◆ **Aim**:
Reproduce each of the following records verbatim, line for line, with nothing added or left out.
↓
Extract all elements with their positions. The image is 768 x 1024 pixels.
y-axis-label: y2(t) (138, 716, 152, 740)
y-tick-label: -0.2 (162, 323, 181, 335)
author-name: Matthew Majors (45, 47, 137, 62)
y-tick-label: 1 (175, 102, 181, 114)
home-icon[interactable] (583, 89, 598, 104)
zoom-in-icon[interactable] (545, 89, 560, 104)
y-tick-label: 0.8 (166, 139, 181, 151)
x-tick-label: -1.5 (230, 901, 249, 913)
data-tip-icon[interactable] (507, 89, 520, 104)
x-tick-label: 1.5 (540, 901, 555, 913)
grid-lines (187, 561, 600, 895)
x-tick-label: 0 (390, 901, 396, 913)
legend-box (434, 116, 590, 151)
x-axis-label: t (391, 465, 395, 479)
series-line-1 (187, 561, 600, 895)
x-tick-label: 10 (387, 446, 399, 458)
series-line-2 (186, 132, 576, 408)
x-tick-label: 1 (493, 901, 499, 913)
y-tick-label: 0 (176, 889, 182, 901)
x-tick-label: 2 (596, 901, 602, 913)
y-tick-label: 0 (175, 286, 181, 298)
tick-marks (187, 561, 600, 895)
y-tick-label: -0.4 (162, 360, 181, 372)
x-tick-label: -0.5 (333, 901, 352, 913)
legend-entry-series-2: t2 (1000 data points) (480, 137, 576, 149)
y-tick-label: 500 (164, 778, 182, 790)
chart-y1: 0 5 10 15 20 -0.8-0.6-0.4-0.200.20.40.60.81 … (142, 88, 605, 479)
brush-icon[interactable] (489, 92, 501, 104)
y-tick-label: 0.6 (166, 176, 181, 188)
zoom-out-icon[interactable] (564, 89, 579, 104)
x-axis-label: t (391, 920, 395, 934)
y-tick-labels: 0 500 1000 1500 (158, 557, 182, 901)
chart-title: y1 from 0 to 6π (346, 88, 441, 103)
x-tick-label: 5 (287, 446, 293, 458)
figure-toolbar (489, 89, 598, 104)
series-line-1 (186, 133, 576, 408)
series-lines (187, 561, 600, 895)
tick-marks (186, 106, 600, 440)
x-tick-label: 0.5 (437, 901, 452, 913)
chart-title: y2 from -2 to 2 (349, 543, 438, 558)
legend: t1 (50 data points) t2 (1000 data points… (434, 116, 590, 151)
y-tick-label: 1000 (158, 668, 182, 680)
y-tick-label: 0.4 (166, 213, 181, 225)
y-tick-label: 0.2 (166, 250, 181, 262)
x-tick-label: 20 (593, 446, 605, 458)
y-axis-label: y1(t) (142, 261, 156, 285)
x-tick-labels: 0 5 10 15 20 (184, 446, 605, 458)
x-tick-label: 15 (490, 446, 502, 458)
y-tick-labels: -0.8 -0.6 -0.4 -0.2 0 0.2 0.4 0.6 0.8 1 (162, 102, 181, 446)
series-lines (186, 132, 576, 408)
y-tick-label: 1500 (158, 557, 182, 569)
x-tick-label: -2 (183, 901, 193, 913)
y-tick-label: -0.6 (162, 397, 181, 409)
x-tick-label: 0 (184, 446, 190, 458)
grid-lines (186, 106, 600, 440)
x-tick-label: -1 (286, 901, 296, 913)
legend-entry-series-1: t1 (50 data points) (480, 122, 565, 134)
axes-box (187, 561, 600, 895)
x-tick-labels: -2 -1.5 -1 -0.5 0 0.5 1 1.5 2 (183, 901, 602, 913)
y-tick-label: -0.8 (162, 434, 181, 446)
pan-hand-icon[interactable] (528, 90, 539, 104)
↑
◆ **Exercise solution**:
Extract all elements with their positions. The image is 768 x 1024 pixels.
y-axis-label: y2(t) (138, 716, 152, 740)
y-tick-label: -0.2 (162, 323, 181, 335)
author-name: Matthew Majors (45, 47, 137, 62)
y-tick-label: 1 (175, 102, 181, 114)
home-icon[interactable] (583, 89, 598, 104)
zoom-in-icon[interactable] (545, 89, 560, 104)
y-tick-label: 0.8 (166, 139, 181, 151)
x-tick-label: -1.5 (230, 901, 249, 913)
data-tip-icon[interactable] (507, 89, 520, 104)
x-tick-label: 1.5 (540, 901, 555, 913)
grid-lines (187, 561, 600, 895)
x-tick-label: 0 (390, 901, 396, 913)
legend-box (434, 116, 590, 151)
x-axis-label: t (391, 465, 395, 479)
series-line-1 (187, 561, 600, 895)
x-tick-label: 10 (387, 446, 399, 458)
series-line-2 (186, 132, 576, 408)
x-tick-label: 1 (493, 901, 499, 913)
y-tick-label: 0 (176, 889, 182, 901)
x-tick-label: 2 (596, 901, 602, 913)
y-tick-label: 0 (175, 286, 181, 298)
tick-marks (187, 561, 600, 895)
y-tick-label: -0.4 (162, 360, 181, 372)
x-tick-label: -0.5 (333, 901, 352, 913)
legend-entry-series-2: t2 (1000 data points) (480, 137, 576, 149)
y-tick-label: 500 (164, 778, 182, 790)
chart-y1: 0 5 10 15 20 -0.8-0.6-0.4-0.200.20.40.60.81 … (142, 88, 605, 479)
brush-icon[interactable] (489, 92, 501, 104)
y-tick-label: 0.6 (166, 176, 181, 188)
zoom-out-icon[interactable] (564, 89, 579, 104)
x-axis-label: t (391, 920, 395, 934)
y-tick-labels: 0 500 1000 1500 (158, 557, 182, 901)
chart-title: y1 from 0 to 6π (346, 88, 441, 103)
x-tick-label: 5 (287, 446, 293, 458)
figure-toolbar (489, 89, 598, 104)
series-line-1 (186, 133, 576, 408)
series-lines (187, 561, 600, 895)
tick-marks (186, 106, 600, 440)
x-tick-label: 0.5 (437, 901, 452, 913)
chart-title: y2 from -2 to 2 (349, 543, 438, 558)
legend: t1 (50 data points) t2 (1000 data points… (434, 116, 590, 151)
y-tick-label: 1000 (158, 668, 182, 680)
y-tick-label: 0.4 (166, 213, 181, 225)
y-tick-label: 0.2 (166, 250, 181, 262)
x-tick-label: 20 (593, 446, 605, 458)
y-axis-label: y1(t) (142, 261, 156, 285)
x-tick-labels: 0 5 10 15 20 (184, 446, 605, 458)
x-tick-label: 15 (490, 446, 502, 458)
y-tick-labels: -0.8 -0.6 -0.4 -0.2 0 0.2 0.4 0.6 0.8 1 (162, 102, 181, 446)
series-lines (186, 132, 576, 408)
y-tick-label: 1500 (158, 557, 182, 569)
x-tick-label: -2 (183, 901, 193, 913)
y-tick-label: -0.6 (162, 397, 181, 409)
x-tick-label: 0 (184, 446, 190, 458)
grid-lines (186, 106, 600, 440)
x-tick-label: -1 (286, 901, 296, 913)
legend-entry-series-1: t1 (50 data points) (480, 122, 565, 134)
axes-box (187, 561, 600, 895)
x-tick-labels: -2 -1.5 -1 -0.5 0 0.5 1 1.5 2 (183, 901, 602, 913)
y-tick-label: -0.8 (162, 434, 181, 446)
pan-hand-icon[interactable] (528, 90, 539, 104)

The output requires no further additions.